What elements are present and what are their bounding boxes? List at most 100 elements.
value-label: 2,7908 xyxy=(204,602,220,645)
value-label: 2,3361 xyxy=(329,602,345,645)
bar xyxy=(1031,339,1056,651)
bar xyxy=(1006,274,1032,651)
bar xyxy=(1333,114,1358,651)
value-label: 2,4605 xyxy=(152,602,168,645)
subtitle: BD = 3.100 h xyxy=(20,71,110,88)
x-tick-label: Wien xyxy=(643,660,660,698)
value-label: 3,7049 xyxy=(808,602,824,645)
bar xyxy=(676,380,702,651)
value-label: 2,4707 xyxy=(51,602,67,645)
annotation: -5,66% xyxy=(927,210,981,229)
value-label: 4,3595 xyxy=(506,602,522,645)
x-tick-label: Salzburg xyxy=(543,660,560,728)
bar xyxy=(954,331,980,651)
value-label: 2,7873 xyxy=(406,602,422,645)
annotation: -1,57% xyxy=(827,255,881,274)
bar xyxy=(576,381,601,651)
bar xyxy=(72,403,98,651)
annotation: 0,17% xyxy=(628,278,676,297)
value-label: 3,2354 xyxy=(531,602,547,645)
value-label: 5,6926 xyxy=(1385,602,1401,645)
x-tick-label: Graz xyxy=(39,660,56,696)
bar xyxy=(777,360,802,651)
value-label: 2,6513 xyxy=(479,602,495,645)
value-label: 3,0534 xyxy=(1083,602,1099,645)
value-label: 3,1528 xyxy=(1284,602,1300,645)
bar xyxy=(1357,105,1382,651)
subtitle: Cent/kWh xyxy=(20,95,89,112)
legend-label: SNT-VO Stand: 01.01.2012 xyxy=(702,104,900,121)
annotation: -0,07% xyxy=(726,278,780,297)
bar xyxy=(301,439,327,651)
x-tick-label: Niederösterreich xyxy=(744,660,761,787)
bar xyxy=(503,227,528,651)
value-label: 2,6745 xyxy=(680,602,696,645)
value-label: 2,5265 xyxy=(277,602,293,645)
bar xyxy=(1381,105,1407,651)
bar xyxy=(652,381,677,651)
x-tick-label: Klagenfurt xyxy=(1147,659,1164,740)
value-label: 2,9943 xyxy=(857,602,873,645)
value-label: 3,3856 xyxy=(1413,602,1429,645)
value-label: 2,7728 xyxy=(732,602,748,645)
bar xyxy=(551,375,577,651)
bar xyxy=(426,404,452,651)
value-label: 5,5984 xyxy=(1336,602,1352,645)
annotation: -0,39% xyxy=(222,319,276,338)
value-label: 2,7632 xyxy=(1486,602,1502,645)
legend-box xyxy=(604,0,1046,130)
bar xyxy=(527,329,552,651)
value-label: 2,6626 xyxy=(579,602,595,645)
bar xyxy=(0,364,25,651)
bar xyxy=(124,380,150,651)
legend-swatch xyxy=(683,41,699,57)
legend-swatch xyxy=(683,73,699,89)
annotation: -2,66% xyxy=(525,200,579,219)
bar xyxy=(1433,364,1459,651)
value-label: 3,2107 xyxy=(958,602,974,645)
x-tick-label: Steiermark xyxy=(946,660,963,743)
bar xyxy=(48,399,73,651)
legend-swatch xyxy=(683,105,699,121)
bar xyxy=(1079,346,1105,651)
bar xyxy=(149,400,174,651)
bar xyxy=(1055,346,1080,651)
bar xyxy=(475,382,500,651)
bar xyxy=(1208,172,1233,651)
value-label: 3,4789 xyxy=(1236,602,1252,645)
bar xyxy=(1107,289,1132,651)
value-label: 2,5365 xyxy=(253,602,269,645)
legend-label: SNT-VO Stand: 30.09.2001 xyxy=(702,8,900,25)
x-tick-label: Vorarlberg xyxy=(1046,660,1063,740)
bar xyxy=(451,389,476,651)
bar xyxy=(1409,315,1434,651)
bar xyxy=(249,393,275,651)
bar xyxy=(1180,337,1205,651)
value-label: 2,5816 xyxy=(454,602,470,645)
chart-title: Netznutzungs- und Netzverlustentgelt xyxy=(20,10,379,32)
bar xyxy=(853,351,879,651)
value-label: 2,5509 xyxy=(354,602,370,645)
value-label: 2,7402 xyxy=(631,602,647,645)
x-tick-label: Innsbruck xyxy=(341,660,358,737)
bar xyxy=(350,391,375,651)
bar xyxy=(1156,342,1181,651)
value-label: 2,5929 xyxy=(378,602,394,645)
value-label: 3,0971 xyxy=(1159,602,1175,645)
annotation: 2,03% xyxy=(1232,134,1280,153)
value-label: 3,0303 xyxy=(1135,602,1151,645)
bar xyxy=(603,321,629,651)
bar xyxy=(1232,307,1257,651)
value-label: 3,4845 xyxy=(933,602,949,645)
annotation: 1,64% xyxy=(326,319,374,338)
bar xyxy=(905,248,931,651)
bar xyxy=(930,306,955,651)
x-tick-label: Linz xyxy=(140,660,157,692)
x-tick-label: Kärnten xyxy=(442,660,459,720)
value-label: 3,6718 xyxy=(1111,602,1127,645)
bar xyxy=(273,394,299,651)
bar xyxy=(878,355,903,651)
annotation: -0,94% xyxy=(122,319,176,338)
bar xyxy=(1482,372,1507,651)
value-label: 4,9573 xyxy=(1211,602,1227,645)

********

Reproduce all of the rows above verbatim, keeping each line unchanged and in its original order.

What elements are present and what are their bounding boxes? List at most 100 elements.
value-label: 2,7908 xyxy=(204,602,220,645)
value-label: 2,3361 xyxy=(329,602,345,645)
bar xyxy=(1031,339,1056,651)
bar xyxy=(1006,274,1032,651)
bar xyxy=(1333,114,1358,651)
value-label: 2,4605 xyxy=(152,602,168,645)
subtitle: BD = 3.100 h xyxy=(20,71,110,88)
x-tick-label: Wien xyxy=(643,660,660,698)
value-label: 3,7049 xyxy=(808,602,824,645)
bar xyxy=(676,380,702,651)
value-label: 2,4707 xyxy=(51,602,67,645)
annotation: -5,66% xyxy=(927,210,981,229)
value-label: 4,3595 xyxy=(506,602,522,645)
x-tick-label: Salzburg xyxy=(543,660,560,728)
bar xyxy=(954,331,980,651)
value-label: 2,7873 xyxy=(406,602,422,645)
annotation: -1,57% xyxy=(827,255,881,274)
bar xyxy=(576,381,601,651)
bar xyxy=(72,403,98,651)
annotation: 0,17% xyxy=(628,278,676,297)
value-label: 3,2354 xyxy=(531,602,547,645)
value-label: 5,6926 xyxy=(1385,602,1401,645)
x-tick-label: Graz xyxy=(39,660,56,696)
bar xyxy=(777,360,802,651)
value-label: 2,6513 xyxy=(479,602,495,645)
value-label: 3,0534 xyxy=(1083,602,1099,645)
value-label: 3,1528 xyxy=(1284,602,1300,645)
bar xyxy=(1357,105,1382,651)
subtitle: Cent/kWh xyxy=(20,95,89,112)
legend-label: SNT-VO Stand: 01.01.2012 xyxy=(702,104,900,121)
annotation: -0,07% xyxy=(726,278,780,297)
bar xyxy=(301,439,327,651)
x-tick-label: Niederösterreich xyxy=(744,660,761,787)
bar xyxy=(503,227,528,651)
value-label: 2,6745 xyxy=(680,602,696,645)
value-label: 2,5265 xyxy=(277,602,293,645)
bar xyxy=(1381,105,1407,651)
bar xyxy=(652,381,677,651)
x-tick-label: Klagenfurt xyxy=(1147,659,1164,740)
value-label: 2,9943 xyxy=(857,602,873,645)
value-label: 3,3856 xyxy=(1413,602,1429,645)
value-label: 2,7728 xyxy=(732,602,748,645)
bar xyxy=(551,375,577,651)
bar xyxy=(426,404,452,651)
value-label: 5,5984 xyxy=(1336,602,1352,645)
annotation: -0,39% xyxy=(222,319,276,338)
value-label: 2,7632 xyxy=(1486,602,1502,645)
legend-box xyxy=(604,0,1046,130)
bar xyxy=(527,329,552,651)
value-label: 2,6626 xyxy=(579,602,595,645)
bar xyxy=(0,364,25,651)
bar xyxy=(124,380,150,651)
legend-swatch xyxy=(683,41,699,57)
legend-swatch xyxy=(683,73,699,89)
annotation: -2,66% xyxy=(525,200,579,219)
bar xyxy=(1433,364,1459,651)
value-label: 3,2107 xyxy=(958,602,974,645)
x-tick-label: Steiermark xyxy=(946,660,963,743)
bar xyxy=(48,399,73,651)
legend-swatch xyxy=(683,105,699,121)
bar xyxy=(1079,346,1105,651)
bar xyxy=(149,400,174,651)
bar xyxy=(1055,346,1080,651)
bar xyxy=(475,382,500,651)
bar xyxy=(1208,172,1233,651)
value-label: 3,4789 xyxy=(1236,602,1252,645)
bar xyxy=(1107,289,1132,651)
value-label: 2,5365 xyxy=(253,602,269,645)
legend-label: SNT-VO Stand: 30.09.2001 xyxy=(702,8,900,25)
x-tick-label: Vorarlberg xyxy=(1046,660,1063,740)
bar xyxy=(451,389,476,651)
bar xyxy=(1409,315,1434,651)
bar xyxy=(249,393,275,651)
bar xyxy=(1180,337,1205,651)
value-label: 2,5816 xyxy=(454,602,470,645)
chart-title: Netznutzungs- und Netzverlustentgelt xyxy=(20,10,379,32)
bar xyxy=(853,351,879,651)
value-label: 2,5509 xyxy=(354,602,370,645)
value-label: 2,7402 xyxy=(631,602,647,645)
x-tick-label: Innsbruck xyxy=(341,660,358,737)
bar xyxy=(350,391,375,651)
bar xyxy=(1156,342,1181,651)
value-label: 2,5929 xyxy=(378,602,394,645)
value-label: 3,0971 xyxy=(1159,602,1175,645)
annotation: 2,03% xyxy=(1232,134,1280,153)
value-label: 3,0303 xyxy=(1135,602,1151,645)
bar xyxy=(603,321,629,651)
bar xyxy=(1232,307,1257,651)
value-label: 3,4845 xyxy=(933,602,949,645)
annotation: 1,64% xyxy=(326,319,374,338)
bar xyxy=(905,248,931,651)
bar xyxy=(930,306,955,651)
x-tick-label: Linz xyxy=(140,660,157,692)
x-tick-label: Kärnten xyxy=(442,660,459,720)
value-label: 3,6718 xyxy=(1111,602,1127,645)
bar xyxy=(273,394,299,651)
bar xyxy=(878,355,903,651)
annotation: -0,94% xyxy=(122,319,176,338)
bar xyxy=(1482,372,1507,651)
value-label: 4,9573 xyxy=(1211,602,1227,645)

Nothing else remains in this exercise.